## Exercise input:
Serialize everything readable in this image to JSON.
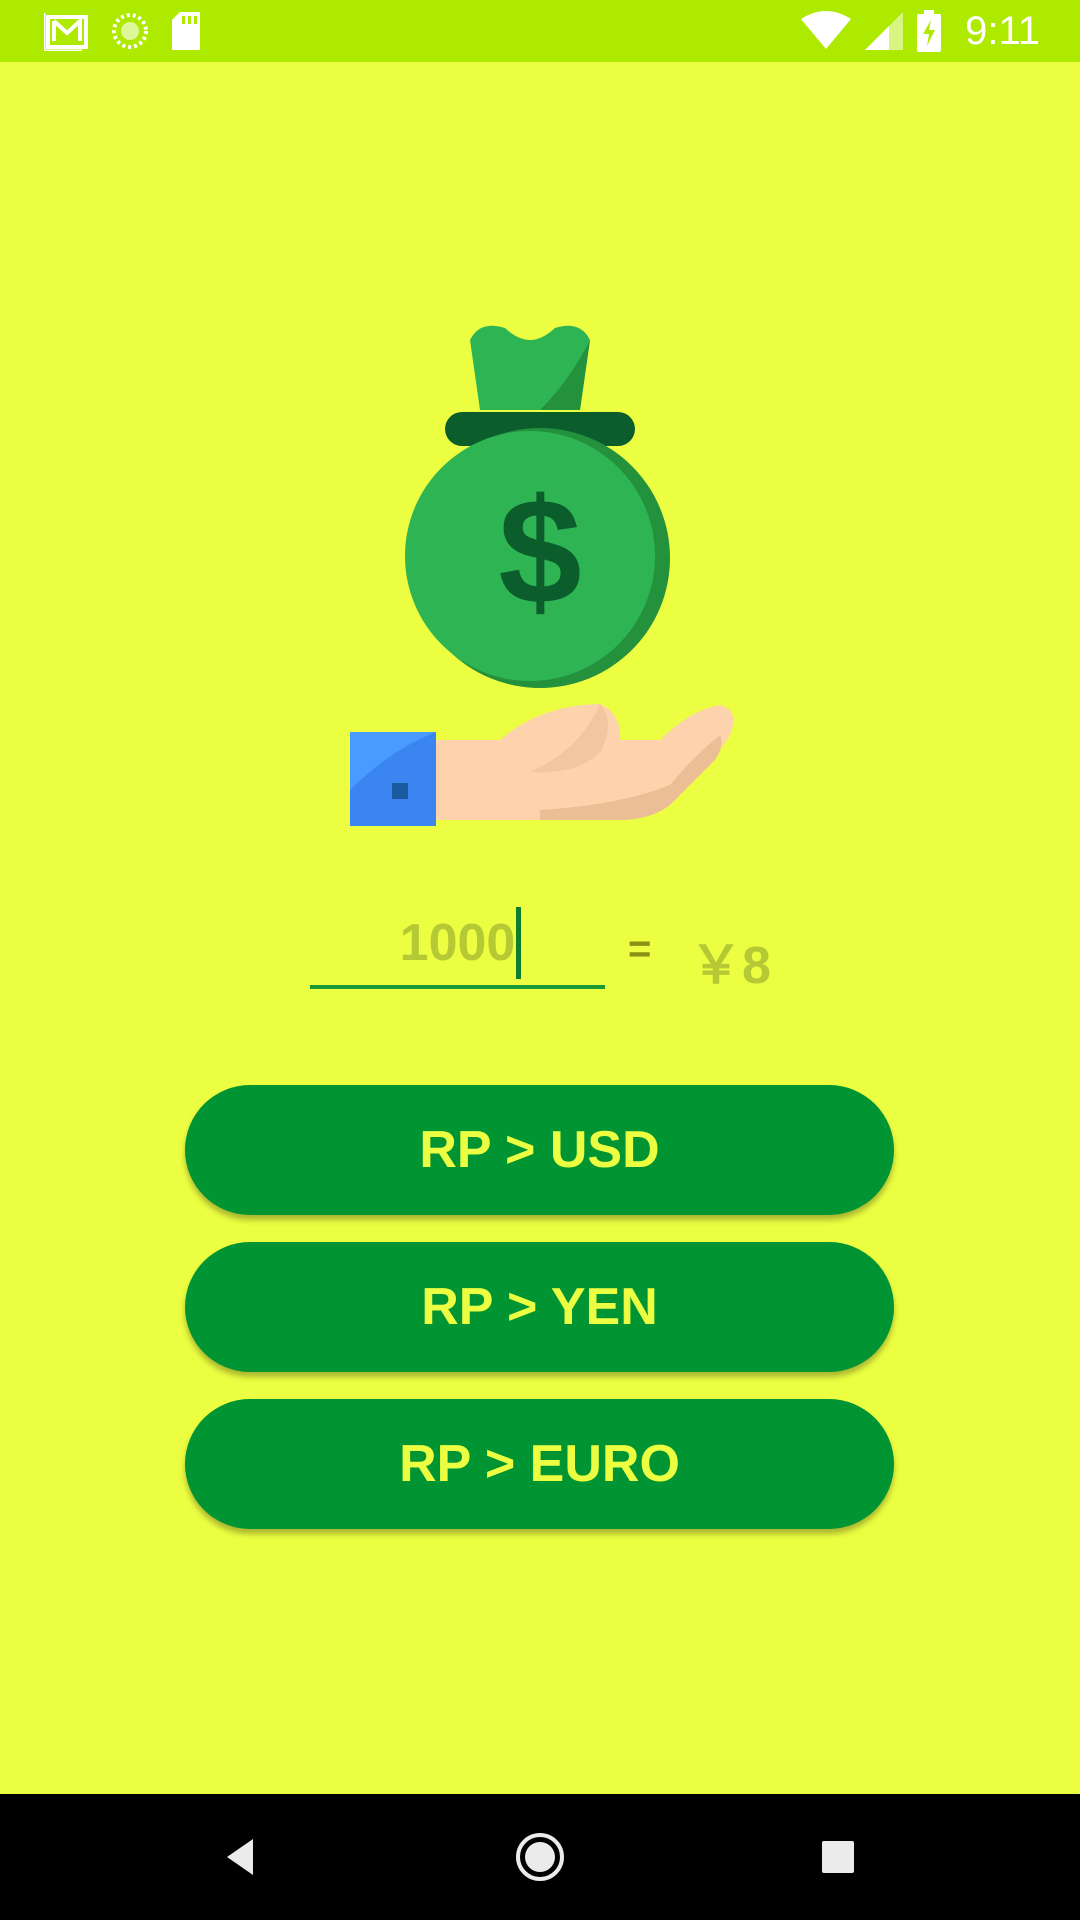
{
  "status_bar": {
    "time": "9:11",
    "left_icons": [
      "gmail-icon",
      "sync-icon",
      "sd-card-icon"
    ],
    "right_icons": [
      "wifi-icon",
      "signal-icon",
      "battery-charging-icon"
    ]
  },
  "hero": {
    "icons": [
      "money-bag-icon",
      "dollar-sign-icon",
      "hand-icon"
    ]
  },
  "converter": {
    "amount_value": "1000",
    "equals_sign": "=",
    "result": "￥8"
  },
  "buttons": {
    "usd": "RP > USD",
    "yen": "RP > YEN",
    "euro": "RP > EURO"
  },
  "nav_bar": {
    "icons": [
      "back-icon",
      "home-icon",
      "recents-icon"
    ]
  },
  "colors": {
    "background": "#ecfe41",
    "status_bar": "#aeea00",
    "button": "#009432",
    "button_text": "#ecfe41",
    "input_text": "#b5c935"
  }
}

## Aim of the task:
Print the full listing exactly, dropping the pictures.

## Written solution:
Serialize everything readable in this image to JSON.
{
  "status_bar": {
    "time": "9:11",
    "left_icons": [
      "gmail-icon",
      "sync-icon",
      "sd-card-icon"
    ],
    "right_icons": [
      "wifi-icon",
      "signal-icon",
      "battery-charging-icon"
    ]
  },
  "hero": {
    "icons": [
      "money-bag-icon",
      "dollar-sign-icon",
      "hand-icon"
    ]
  },
  "converter": {
    "amount_value": "1000",
    "equals_sign": "=",
    "result": "￥8"
  },
  "buttons": {
    "usd": "RP > USD",
    "yen": "RP > YEN",
    "euro": "RP > EURO"
  },
  "nav_bar": {
    "icons": [
      "back-icon",
      "home-icon",
      "recents-icon"
    ]
  },
  "colors": {
    "background": "#ecfe41",
    "status_bar": "#aeea00",
    "button": "#009432",
    "button_text": "#ecfe41",
    "input_text": "#b5c935"
  }
}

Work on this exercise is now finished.